> [Problem to work on]: Reproduce the listing below verbatim, everything from the line containing "Localize each UI" down to the line containing "- Text: CH₃: CH₃: [110, 120, 125, 129]", with both of those lines included. Leave the pictures out of your answer.

═══ Record excerpts

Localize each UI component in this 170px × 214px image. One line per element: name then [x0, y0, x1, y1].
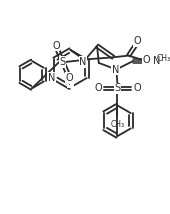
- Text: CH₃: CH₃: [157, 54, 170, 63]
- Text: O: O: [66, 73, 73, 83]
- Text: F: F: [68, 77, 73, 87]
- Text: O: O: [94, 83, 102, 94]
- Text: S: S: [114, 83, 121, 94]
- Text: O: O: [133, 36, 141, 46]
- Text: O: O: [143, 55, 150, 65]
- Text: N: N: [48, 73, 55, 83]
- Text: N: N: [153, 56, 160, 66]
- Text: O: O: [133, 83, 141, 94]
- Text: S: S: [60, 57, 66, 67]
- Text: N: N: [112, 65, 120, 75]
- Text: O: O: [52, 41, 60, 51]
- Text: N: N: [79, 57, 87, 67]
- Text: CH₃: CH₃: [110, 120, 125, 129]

══════
═══ Record excerpts

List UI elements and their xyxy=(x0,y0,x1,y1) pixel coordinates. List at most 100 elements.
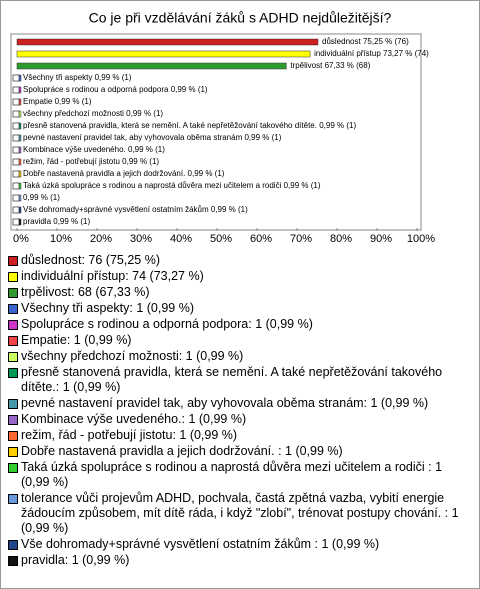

══════

> [Result of this task]:
Localize each UI component in this 170px × 214px image. One line per element: name then [x0, y0, x1, y1].
- Text: CH₃: CH₃: [157, 54, 170, 63]
- Text: O: O: [66, 73, 73, 83]
- Text: F: F: [68, 77, 73, 87]
- Text: O: O: [94, 83, 102, 94]
- Text: S: S: [114, 83, 121, 94]
- Text: O: O: [133, 36, 141, 46]
- Text: O: O: [143, 55, 150, 65]
- Text: N: N: [48, 73, 55, 83]
- Text: N: N: [153, 56, 160, 66]
- Text: O: O: [133, 83, 141, 94]
- Text: S: S: [60, 57, 66, 67]
- Text: N: N: [112, 65, 120, 75]
- Text: O: O: [52, 41, 60, 51]
- Text: N: N: [79, 57, 87, 67]
- Text: CH₃: CH₃: [110, 120, 125, 129]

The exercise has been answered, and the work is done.